Copertina Kintu, edizione italiana, 66thand2nd

La maggior parte dei personaggi sono uomini ed è curioso leggere da una penna femminile un così attento sguardo sul maschio, biologicamente e culturalmente inteso. La società maschilista patriarcale è raccontata in una prospettiva nuova: le strutture del patriarcato opprimono anche gli uomini. Il capo stirpe, Kintu, è costretto a matrimoni che non desidera e a continui, estenuanti rapporti sessuali per dimostrare la sua virilità. Per sposare la donna che ama deve sposare anche la gemella che detesta. Ogni due per tre qualcuno gli porta la figlia vergine in dono e lui in quanto capo è obbligato a prenderla per moglie. Si definisce «un toro da monta gettato in una mandria di giovenche»; generare figli è il suo dovere, ma è anche una croce che porta di malavoglia:«come poteva esimersi? Era un uomo, un erogatore di seme. Era un atto naturale: doveva provarci gusto». In epoca più vicina Kanani, membro del clan contrario alle pratiche tradizionali e animato da fervente spirito cristiano, si condanna a mangiare schifezze perché la moglie è incapace di cucinare, invidia gli inglesi che possono cucinare senza che la loro virilità venga messa in discussione, né umiliata la femminilità della donna. Una critica delle vecchie strutture – sostiene Makumbi – non può essere completa se non si tiene in considerazione quanto e come anche gli uomini siano stati oppressi o repressi dal patriarcato.

Cosa fare:
Prosegui il brano su Kintu e sull'oppressione degli uomini nel patriarcato, riprendendo dopo la sua ultima frase.

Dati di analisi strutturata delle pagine

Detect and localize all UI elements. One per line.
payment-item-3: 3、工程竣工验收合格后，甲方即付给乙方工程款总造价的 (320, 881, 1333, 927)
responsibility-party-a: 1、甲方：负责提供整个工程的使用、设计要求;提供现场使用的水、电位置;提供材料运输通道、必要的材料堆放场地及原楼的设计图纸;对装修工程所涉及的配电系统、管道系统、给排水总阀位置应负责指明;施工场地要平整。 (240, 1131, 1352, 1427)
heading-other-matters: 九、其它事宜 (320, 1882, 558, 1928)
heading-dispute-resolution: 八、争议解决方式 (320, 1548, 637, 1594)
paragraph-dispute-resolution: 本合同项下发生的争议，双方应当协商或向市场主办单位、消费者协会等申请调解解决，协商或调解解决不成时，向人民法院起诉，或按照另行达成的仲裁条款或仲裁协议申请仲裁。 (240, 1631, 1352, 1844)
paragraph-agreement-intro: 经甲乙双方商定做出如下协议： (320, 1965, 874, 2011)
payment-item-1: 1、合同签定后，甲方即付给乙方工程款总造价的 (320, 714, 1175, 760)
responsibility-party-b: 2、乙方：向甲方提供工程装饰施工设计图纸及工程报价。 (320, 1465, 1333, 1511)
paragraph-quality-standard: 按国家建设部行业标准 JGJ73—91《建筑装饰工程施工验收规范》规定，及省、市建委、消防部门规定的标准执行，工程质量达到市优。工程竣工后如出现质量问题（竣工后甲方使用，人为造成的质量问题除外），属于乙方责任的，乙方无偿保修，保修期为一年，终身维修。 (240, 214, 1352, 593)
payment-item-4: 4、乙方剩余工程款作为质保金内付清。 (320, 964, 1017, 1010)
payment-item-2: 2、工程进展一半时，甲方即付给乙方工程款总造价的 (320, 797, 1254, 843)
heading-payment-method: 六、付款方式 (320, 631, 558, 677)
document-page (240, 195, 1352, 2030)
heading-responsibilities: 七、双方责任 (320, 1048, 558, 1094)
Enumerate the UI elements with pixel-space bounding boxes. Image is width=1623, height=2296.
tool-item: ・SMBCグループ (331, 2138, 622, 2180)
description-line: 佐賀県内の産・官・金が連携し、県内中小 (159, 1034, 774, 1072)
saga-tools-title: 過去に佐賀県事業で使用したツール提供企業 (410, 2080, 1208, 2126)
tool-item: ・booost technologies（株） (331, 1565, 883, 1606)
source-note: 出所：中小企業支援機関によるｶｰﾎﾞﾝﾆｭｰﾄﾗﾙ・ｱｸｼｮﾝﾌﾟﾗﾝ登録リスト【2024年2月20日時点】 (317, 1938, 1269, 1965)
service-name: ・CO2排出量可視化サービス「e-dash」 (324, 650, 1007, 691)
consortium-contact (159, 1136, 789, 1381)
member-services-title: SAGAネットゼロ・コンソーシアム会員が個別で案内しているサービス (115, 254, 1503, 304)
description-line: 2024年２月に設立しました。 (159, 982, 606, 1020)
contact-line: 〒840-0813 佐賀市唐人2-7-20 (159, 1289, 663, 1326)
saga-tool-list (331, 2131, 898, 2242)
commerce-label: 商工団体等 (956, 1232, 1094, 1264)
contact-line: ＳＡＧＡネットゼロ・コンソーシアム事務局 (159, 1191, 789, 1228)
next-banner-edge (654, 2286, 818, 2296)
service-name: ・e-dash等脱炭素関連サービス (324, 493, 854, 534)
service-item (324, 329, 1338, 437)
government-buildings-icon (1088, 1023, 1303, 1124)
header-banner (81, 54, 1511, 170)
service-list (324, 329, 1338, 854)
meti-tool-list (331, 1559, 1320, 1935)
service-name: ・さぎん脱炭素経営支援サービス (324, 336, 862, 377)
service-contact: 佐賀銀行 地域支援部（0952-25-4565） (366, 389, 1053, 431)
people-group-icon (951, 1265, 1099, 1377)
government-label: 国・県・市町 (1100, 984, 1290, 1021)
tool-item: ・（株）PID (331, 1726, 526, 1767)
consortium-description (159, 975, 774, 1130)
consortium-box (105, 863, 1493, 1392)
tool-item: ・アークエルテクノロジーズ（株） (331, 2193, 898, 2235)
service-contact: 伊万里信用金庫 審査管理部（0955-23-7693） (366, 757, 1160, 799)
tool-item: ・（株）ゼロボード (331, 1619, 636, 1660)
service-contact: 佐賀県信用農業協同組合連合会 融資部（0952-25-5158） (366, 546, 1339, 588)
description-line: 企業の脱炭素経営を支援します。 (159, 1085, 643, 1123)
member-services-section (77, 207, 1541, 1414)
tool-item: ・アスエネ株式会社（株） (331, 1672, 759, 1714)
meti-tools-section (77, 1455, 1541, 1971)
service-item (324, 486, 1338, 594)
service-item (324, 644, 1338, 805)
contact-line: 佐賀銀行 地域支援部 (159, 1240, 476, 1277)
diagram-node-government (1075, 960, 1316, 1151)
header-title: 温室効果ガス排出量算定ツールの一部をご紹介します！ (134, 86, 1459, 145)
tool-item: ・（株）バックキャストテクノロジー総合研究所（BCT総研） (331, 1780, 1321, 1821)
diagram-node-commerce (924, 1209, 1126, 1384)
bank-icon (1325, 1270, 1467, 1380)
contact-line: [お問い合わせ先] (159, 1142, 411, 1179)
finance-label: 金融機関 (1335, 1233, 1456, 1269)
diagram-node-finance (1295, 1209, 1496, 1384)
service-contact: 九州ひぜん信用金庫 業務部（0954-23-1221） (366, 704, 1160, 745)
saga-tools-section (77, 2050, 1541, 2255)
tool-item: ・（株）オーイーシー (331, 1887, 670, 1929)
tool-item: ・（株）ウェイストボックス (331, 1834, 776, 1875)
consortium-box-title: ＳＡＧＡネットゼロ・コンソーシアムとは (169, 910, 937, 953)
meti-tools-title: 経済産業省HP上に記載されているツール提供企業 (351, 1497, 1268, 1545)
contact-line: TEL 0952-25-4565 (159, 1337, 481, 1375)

Risposta:
Nella prima sezione, ambientata nel diciottesimo secolo, si parla a lungo, con franchezza ed ironia di questioni legate al sesso, sia in termini di pratiche che di aspettative sociali. In una scena molto divertente, una sorta di addio al celibato,  vediamo gli anziani che istruiscono lo sposo su come “essere uomo” a letto: come riconoscere i suoni di falso godimento, come interpretare i segnali della donna, quante volte in una notte la sposa deve raggiungere l’orgasmo. Si parla anche di omosessualità, tema delicatissimo in Uganda, paese con una delle legislazioni più omofobe dell’Africa, dove nel 2014 è stato emanato l’ Uganda Anti-Homosexuality Act, che sostituiva l’ergastolo con la pena di morte. L’omosessualità non è arrivata con la colonizzazione: l’Europa e il Cristianesimo hanno portato l’omofobia, là dove le strutture sociali pre-coloniali costruivano integrazione.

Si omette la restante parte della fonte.